__PROBLEM DESCRIPTION__: All of the records below should be output exactly.

__DATA FOR THIS TASK__:
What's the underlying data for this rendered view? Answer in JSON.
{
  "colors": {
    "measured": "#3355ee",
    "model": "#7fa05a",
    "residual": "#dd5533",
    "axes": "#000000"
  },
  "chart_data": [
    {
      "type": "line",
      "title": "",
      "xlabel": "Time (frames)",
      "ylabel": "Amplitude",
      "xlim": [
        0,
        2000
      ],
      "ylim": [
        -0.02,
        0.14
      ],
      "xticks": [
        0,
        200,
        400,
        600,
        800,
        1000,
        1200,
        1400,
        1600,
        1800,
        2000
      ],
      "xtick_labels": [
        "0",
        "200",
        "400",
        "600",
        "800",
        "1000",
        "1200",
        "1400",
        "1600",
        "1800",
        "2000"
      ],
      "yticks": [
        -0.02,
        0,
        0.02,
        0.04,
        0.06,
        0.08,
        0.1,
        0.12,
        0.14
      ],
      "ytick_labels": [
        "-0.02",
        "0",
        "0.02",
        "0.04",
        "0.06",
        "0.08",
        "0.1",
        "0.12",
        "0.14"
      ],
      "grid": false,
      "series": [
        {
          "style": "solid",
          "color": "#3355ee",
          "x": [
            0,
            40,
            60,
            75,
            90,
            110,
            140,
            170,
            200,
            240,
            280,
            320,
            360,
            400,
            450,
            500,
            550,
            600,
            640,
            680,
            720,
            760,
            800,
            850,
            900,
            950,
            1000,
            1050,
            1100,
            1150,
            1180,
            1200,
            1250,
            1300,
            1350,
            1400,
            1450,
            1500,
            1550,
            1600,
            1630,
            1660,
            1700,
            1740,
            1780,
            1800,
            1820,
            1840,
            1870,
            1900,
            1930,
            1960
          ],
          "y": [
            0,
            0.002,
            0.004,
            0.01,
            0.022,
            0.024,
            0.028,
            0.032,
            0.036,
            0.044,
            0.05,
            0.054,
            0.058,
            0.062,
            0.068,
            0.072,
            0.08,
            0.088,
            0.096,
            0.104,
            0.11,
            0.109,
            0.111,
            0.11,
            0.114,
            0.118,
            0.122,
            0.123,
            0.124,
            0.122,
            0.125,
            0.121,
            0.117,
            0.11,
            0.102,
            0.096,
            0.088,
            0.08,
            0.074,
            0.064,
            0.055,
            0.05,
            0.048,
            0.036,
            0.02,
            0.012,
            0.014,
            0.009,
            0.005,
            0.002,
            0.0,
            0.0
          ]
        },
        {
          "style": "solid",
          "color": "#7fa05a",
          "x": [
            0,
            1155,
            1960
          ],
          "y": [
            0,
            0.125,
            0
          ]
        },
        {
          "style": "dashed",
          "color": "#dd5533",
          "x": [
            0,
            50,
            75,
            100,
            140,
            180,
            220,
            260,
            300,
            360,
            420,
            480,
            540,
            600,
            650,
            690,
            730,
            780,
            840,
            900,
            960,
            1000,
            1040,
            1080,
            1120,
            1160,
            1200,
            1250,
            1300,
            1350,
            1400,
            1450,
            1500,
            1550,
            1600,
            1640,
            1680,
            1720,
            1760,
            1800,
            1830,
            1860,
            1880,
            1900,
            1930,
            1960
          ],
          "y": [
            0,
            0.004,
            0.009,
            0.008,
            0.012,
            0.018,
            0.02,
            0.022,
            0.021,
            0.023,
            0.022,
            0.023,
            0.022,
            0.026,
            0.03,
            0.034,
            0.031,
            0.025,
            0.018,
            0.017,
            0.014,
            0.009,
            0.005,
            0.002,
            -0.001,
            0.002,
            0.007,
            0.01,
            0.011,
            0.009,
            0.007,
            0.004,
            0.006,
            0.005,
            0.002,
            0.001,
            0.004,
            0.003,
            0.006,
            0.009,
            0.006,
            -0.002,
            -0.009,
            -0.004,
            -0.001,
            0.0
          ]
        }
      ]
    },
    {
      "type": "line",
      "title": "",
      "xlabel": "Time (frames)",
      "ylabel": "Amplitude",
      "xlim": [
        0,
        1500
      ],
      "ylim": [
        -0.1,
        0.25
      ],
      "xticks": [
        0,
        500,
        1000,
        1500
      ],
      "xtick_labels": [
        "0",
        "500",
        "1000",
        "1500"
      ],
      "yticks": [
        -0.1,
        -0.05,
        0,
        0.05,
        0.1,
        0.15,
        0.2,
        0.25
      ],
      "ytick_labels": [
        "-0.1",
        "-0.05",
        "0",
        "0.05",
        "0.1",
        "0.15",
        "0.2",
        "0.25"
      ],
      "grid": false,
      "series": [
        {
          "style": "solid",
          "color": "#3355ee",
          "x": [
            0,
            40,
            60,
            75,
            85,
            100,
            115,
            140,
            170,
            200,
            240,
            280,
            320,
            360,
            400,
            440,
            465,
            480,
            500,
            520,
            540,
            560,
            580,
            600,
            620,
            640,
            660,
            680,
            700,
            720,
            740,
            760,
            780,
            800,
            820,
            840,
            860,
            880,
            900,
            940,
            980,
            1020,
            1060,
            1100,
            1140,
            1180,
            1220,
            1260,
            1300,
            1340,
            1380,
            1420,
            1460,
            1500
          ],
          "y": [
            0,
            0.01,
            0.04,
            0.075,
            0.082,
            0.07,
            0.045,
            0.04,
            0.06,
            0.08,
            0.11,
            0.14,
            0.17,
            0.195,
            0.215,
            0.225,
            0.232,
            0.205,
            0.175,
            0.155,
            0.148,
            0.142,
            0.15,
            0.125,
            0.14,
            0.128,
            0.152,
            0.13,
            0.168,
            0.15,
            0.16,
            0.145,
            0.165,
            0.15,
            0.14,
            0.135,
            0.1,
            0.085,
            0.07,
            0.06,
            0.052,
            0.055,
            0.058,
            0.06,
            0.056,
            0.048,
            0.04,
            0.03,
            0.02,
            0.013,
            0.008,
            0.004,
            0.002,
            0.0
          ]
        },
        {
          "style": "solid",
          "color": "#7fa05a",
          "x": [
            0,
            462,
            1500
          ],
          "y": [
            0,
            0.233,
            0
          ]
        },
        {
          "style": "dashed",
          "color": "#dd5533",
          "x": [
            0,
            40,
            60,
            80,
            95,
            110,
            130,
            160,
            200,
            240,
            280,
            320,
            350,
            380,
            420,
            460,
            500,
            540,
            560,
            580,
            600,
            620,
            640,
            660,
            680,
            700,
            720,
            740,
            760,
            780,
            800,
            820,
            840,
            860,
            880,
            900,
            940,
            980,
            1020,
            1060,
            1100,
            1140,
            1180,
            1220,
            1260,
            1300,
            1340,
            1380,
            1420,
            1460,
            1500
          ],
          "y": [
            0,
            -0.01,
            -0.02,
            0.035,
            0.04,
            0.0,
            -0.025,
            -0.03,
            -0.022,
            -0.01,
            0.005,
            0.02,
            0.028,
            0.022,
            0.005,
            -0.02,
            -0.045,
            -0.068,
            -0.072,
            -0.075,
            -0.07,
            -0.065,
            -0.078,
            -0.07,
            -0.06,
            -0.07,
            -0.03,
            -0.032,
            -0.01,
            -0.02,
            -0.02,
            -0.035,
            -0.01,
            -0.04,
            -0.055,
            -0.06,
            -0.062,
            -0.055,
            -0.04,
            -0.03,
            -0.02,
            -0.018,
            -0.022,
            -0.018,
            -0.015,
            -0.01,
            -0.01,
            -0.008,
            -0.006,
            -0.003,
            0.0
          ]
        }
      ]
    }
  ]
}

__TASK RESPONSE__:
What's the underlying data for this rendered view? Answer in JSON.
{
  "colors": {
    "measured": "#3355ee",
    "model": "#7fa05a",
    "residual": "#dd5533",
    "axes": "#000000"
  },
  "chart_data": [
    {
      "type": "line",
      "title": "",
      "xlabel": "Time (frames)",
      "ylabel": "Amplitude",
      "xlim": [
        0,
        2000
      ],
      "ylim": [
        -0.02,
        0.14
      ],
      "xticks": [
        0,
        200,
        400,
        600,
        800,
        1000,
        1200,
        1400,
        1600,
        1800,
        2000
      ],
      "xtick_labels": [
        "0",
        "200",
        "400",
        "600",
        "800",
        "1000",
        "1200",
        "1400",
        "1600",
        "1800",
        "2000"
      ],
      "yticks": [
        -0.02,
        0,
        0.02,
        0.04,
        0.06,
        0.08,
        0.1,
        0.12,
        0.14
      ],
      "ytick_labels": [
        "-0.02",
        "0",
        "0.02",
        "0.04",
        "0.06",
        "0.08",
        "0.1",
        "0.12",
        "0.14"
      ],
      "grid": false,
      "series": [
        {
          "style": "solid",
          "color": "#3355ee",
          "x": [
            0,
            40,
            60,
            75,
            90,
            110,
            140,
            170,
            200,
            240,
            280,
            320,
            360,
            400,
            450,
            500,
            550,
            600,
            640,
            680,
            720,
            760,
            800,
            850,
            900,
            950,
            1000,
            1050,
            1100,
            1150,
            1180,
            1200,
            1250,
            1300,
            1350,
            1400,
            1450,
            1500,
            1550,
            1600,
            1630,
            1660,
            1700,
            1740,
            1780,
            1800,
            1820,
            1840,
            1870,
            1900,
            1930,
            1960
          ],
          "y": [
            0,
            0.002,
            0.004,
            0.01,
            0.022,
            0.024,
            0.028,
            0.032,
            0.036,
            0.044,
            0.05,
            0.054,
            0.058,
            0.062,
            0.068,
            0.072,
            0.08,
            0.088,
            0.096,
            0.104,
            0.11,
            0.109,
            0.111,
            0.11,
            0.114,
            0.118,
            0.122,
            0.123,
            0.124,
            0.122,
            0.125,
            0.121,
            0.117,
            0.11,
            0.102,
            0.096,
            0.088,
            0.08,
            0.074,
            0.064,
            0.055,
            0.05,
            0.048,
            0.036,
            0.02,
            0.012,
            0.014,
            0.009,
            0.005,
            0.002,
            0.0,
            0.0
          ]
        },
        {
          "style": "solid",
          "color": "#7fa05a",
          "x": [
            0,
            1155,
            1960
          ],
          "y": [
            0,
            0.125,
            0
          ]
        },
        {
          "style": "dashed",
          "color": "#dd5533",
          "x": [
            0,
            50,
            75,
            100,
            140,
            180,
            220,
            260,
            300,
            360,
            420,
            480,
            540,
            600,
            650,
            690,
            730,
            780,
            840,
            900,
            960,
            1000,
            1040,
            1080,
            1120,
            1160,
            1200,
            1250,
            1300,
            1350,
            1400,
            1450,
            1500,
            1550,
            1600,
            1640,
            1680,
            1720,
            1760,
            1800,
            1830,
            1860,
            1880,
            1900,
            1930,
            1960
          ],
          "y": [
            0,
            0.004,
            0.009,
            0.008,
            0.012,
            0.018,
            0.02,
            0.022,
            0.021,
            0.023,
            0.022,
            0.023,
            0.022,
            0.026,
            0.03,
            0.034,
            0.031,
            0.025,
            0.018,
            0.017,
            0.014,
            0.009,
            0.005,
            0.002,
            -0.001,
            0.002,
            0.007,
            0.01,
            0.011,
            0.009,
            0.007,
            0.004,
            0.006,
            0.005,
            0.002,
            0.001,
            0.004,
            0.003,
            0.006,
            0.009,
            0.006,
            -0.002,
            -0.009,
            -0.004,
            -0.001,
            0.0
          ]
        }
      ]
    },
    {
      "type": "line",
      "title": "",
      "xlabel": "Time (frames)",
      "ylabel": "Amplitude",
      "xlim": [
        0,
        1500
      ],
      "ylim": [
        -0.1,
        0.25
      ],
      "xticks": [
        0,
        500,
        1000,
        1500
      ],
      "xtick_labels": [
        "0",
        "500",
        "1000",
        "1500"
      ],
      "yticks": [
        -0.1,
        -0.05,
        0,
        0.05,
        0.1,
        0.15,
        0.2,
        0.25
      ],
      "ytick_labels": [
        "-0.1",
        "-0.05",
        "0",
        "0.05",
        "0.1",
        "0.15",
        "0.2",
        "0.25"
      ],
      "grid": false,
      "series": [
        {
          "style": "solid",
          "color": "#3355ee",
          "x": [
            0,
            40,
            60,
            75,
            85,
            100,
            115,
            140,
            170,
            200,
            240,
            280,
            320,
            360,
            400,
            440,
            465,
            480,
            500,
            520,
            540,
            560,
            580,
            600,
            620,
            640,
            660,
            680,
            700,
            720,
            740,
            760,
            780,
            800,
            820,
            840,
            860,
            880,
            900,
            940,
            980,
            1020,
            1060,
            1100,
            1140,
            1180,
            1220,
            1260,
            1300,
            1340,
            1380,
            1420,
            1460,
            1500
          ],
          "y": [
            0,
            0.01,
            0.04,
            0.075,
            0.082,
            0.07,
            0.045,
            0.04,
            0.06,
            0.08,
            0.11,
            0.14,
            0.17,
            0.195,
            0.215,
            0.225,
            0.232,
            0.205,
            0.175,
            0.155,
            0.148,
            0.142,
            0.15,
            0.125,
            0.14,
            0.128,
            0.152,
            0.13,
            0.168,
            0.15,
            0.16,
            0.145,
            0.165,
            0.15,
            0.14,
            0.135,
            0.1,
            0.085,
            0.07,
            0.06,
            0.052,
            0.055,
            0.058,
            0.06,
            0.056,
            0.048,
            0.04,
            0.03,
            0.02,
            0.013,
            0.008,
            0.004,
            0.002,
            0.0
          ]
        },
        {
          "style": "solid",
          "color": "#7fa05a",
          "x": [
            0,
            462,
            1500
          ],
          "y": [
            0,
            0.233,
            0
          ]
        },
        {
          "style": "dashed",
          "color": "#dd5533",
          "x": [
            0,
            40,
            60,
            80,
            95,
            110,
            130,
            160,
            200,
            240,
            280,
            320,
            350,
            380,
            420,
            460,
            500,
            540,
            560,
            580,
            600,
            620,
            640,
            660,
            680,
            700,
            720,
            740,
            760,
            780,
            800,
            820,
            840,
            860,
            880,
            900,
            940,
            980,
            1020,
            1060,
            1100,
            1140,
            1180,
            1220,
            1260,
            1300,
            1340,
            1380,
            1420,
            1460,
            1500
          ],
          "y": [
            0,
            -0.01,
            -0.02,
            0.035,
            0.04,
            0.0,
            -0.025,
            -0.03,
            -0.022,
            -0.01,
            0.005,
            0.02,
            0.028,
            0.022,
            0.005,
            -0.02,
            -0.045,
            -0.068,
            -0.072,
            -0.075,
            -0.07,
            -0.065,
            -0.078,
            -0.07,
            -0.06,
            -0.07,
            -0.03,
            -0.032,
            -0.01,
            -0.02,
            -0.02,
            -0.035,
            -0.01,
            -0.04,
            -0.055,
            -0.06,
            -0.062,
            -0.055,
            -0.04,
            -0.03,
            -0.02,
            -0.018,
            -0.022,
            -0.018,
            -0.015,
            -0.01,
            -0.01,
            -0.008,
            -0.006,
            -0.003,
            0.0
          ]
        }
      ]
    }
  ]
}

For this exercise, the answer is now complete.